- WRITTEN REQUEST: Copy every line of the data that includes the string "conference".

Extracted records
-- -- --
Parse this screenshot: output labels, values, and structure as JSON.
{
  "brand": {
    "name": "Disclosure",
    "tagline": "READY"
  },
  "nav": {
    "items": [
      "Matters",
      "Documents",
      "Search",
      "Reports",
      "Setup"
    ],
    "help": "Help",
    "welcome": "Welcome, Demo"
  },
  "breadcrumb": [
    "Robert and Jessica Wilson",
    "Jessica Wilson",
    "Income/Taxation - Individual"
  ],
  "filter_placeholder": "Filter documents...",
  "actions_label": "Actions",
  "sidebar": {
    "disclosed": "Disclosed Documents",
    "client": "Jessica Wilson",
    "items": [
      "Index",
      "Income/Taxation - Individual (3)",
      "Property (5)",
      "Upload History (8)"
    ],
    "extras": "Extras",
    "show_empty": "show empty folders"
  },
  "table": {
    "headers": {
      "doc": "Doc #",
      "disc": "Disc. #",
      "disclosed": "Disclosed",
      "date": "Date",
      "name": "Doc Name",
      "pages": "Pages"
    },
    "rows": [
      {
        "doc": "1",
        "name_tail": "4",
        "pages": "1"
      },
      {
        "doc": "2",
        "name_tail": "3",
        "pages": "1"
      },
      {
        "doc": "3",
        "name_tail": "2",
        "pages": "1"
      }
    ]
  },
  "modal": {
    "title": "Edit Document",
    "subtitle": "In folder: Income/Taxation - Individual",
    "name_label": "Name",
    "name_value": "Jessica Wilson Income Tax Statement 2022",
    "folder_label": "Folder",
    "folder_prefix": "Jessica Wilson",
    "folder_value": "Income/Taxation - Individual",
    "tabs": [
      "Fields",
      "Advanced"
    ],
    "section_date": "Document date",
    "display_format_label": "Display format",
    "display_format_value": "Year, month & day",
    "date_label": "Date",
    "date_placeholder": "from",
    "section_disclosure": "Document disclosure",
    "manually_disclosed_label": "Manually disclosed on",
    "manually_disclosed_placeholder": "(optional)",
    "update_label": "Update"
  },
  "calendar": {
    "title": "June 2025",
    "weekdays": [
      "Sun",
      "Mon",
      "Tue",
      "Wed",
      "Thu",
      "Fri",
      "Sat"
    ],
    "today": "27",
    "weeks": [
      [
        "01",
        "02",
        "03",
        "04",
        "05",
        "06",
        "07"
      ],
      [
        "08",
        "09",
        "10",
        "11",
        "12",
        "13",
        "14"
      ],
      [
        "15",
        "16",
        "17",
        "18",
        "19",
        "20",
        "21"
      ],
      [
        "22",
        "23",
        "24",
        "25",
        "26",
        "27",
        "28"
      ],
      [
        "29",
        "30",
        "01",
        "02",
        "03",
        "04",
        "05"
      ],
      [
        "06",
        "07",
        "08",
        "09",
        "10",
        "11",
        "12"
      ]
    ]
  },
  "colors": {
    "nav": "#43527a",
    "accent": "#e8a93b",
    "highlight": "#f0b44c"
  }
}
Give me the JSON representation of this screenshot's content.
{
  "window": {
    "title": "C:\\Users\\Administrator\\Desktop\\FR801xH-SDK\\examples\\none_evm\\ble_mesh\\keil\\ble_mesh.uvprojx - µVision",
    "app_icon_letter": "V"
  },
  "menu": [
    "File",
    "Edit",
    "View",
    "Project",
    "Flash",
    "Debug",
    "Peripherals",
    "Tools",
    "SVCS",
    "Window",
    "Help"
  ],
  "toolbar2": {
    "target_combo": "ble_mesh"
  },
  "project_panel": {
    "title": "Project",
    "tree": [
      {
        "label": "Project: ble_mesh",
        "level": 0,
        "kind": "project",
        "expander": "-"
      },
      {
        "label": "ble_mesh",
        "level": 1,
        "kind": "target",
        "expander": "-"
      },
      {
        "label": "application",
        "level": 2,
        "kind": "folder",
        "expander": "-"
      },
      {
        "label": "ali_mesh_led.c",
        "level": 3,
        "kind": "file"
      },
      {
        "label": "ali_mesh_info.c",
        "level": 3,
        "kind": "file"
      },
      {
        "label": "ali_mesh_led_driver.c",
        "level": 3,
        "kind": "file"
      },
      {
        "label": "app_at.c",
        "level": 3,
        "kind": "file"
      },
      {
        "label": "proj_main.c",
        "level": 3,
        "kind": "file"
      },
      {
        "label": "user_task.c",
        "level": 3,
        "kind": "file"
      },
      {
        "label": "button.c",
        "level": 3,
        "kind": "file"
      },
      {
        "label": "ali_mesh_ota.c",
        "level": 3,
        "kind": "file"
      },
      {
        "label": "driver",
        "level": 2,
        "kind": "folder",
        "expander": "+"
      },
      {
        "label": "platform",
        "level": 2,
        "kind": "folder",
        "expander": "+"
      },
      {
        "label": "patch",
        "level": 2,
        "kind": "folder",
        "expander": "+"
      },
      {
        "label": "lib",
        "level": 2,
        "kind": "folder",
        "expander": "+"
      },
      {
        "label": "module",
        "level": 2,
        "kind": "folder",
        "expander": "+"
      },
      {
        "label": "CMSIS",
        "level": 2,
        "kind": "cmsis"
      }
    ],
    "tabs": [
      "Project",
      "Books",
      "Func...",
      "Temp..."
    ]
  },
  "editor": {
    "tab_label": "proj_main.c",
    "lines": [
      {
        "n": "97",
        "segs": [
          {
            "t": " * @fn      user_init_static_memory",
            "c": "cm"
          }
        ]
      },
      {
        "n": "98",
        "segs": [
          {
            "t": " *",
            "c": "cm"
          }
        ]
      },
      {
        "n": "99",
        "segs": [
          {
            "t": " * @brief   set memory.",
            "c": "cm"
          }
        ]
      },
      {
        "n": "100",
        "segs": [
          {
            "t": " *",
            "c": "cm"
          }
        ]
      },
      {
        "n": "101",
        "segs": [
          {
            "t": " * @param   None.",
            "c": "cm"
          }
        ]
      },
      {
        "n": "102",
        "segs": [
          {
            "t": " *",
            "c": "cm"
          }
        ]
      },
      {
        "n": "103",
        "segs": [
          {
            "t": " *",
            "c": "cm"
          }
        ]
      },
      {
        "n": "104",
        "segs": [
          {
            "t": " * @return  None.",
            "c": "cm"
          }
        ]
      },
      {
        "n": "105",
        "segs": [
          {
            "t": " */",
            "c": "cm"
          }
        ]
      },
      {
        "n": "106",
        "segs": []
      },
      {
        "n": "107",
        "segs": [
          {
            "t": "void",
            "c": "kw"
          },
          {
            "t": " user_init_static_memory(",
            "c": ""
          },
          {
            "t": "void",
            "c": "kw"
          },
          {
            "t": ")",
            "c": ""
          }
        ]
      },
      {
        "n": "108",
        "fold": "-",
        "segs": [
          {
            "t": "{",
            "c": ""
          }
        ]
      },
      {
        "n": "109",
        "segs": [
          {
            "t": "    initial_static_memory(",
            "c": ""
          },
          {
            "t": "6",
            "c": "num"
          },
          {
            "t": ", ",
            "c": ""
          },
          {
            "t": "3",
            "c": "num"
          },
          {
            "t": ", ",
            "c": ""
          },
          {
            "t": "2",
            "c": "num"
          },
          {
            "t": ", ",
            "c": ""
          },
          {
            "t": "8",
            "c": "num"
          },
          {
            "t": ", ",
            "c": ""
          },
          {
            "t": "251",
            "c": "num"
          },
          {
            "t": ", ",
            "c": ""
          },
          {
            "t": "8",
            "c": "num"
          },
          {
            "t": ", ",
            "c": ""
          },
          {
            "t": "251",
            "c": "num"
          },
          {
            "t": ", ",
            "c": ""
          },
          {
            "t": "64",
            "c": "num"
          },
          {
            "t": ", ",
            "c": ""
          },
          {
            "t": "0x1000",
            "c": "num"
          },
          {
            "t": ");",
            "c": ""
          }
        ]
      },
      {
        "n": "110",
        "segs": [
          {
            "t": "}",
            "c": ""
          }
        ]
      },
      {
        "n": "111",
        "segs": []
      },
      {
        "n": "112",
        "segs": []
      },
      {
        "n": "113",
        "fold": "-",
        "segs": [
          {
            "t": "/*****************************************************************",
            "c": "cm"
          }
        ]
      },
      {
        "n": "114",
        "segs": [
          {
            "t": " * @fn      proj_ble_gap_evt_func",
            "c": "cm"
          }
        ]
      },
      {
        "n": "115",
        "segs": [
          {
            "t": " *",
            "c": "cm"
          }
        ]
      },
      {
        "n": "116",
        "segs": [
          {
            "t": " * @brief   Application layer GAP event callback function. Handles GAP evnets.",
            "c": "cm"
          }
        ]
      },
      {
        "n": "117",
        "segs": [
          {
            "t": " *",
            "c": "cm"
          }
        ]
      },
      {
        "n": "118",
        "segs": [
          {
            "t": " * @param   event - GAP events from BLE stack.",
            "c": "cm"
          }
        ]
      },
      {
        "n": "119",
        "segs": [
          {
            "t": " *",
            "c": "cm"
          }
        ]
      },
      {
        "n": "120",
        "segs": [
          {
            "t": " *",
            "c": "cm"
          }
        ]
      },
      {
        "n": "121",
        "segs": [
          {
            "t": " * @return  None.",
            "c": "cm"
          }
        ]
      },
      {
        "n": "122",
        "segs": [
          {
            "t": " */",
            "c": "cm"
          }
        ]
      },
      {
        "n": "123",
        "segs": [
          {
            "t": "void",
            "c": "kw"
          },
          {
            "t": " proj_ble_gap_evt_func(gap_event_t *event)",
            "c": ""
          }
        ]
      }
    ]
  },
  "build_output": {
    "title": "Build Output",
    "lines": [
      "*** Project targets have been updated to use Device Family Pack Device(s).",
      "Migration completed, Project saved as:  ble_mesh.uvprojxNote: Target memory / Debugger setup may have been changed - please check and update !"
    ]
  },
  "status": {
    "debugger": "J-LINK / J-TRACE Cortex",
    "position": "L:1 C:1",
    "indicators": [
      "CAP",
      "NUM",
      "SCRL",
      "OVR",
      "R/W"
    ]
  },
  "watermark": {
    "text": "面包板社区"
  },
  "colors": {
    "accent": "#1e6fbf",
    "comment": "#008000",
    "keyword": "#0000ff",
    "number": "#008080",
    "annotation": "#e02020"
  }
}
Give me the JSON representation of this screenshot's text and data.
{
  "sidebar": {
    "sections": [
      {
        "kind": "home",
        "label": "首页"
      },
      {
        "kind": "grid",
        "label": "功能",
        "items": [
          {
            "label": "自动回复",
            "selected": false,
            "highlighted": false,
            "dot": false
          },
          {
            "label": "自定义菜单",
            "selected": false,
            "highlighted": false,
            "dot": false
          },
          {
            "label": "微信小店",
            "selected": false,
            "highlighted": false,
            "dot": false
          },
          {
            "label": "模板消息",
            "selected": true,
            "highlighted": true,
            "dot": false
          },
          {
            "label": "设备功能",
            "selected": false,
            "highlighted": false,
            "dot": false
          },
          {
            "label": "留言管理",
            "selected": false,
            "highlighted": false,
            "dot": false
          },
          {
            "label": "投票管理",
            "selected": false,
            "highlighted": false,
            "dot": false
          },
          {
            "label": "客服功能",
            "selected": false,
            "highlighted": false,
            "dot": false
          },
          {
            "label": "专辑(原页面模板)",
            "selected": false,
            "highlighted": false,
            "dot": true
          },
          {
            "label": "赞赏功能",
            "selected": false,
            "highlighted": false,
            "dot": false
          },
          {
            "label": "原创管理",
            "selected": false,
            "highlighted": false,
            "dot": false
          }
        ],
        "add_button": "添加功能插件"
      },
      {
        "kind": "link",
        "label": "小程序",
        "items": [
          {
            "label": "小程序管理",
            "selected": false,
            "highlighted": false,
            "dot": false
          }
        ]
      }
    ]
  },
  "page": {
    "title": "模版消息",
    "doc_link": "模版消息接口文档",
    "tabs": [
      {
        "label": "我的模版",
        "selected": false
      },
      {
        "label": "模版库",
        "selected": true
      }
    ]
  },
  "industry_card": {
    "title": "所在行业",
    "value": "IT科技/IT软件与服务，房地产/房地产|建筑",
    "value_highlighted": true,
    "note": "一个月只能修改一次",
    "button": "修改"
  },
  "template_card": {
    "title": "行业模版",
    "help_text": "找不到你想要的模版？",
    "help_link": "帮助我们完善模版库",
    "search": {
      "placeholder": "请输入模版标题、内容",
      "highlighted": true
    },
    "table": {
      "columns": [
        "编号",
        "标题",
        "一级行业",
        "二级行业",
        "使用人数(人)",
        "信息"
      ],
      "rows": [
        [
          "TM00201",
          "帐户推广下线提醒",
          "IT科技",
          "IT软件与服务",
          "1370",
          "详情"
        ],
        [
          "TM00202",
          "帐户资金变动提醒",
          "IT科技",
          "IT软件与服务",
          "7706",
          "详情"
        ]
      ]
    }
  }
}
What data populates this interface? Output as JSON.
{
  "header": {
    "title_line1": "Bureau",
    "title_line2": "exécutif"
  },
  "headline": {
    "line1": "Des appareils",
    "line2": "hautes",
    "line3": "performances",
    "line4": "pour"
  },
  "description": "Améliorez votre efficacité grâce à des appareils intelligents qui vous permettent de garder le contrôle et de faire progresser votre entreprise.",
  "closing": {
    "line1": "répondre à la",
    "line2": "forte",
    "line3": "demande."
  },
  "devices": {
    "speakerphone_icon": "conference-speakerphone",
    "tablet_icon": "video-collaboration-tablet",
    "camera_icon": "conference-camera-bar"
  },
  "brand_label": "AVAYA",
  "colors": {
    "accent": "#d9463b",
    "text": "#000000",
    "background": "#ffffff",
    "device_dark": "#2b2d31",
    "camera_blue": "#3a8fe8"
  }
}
-- -- --
- THE REPLY:
    "speakerphone_icon": "conference-speakerphone",
    "camera_icon": "conference-camera-bar"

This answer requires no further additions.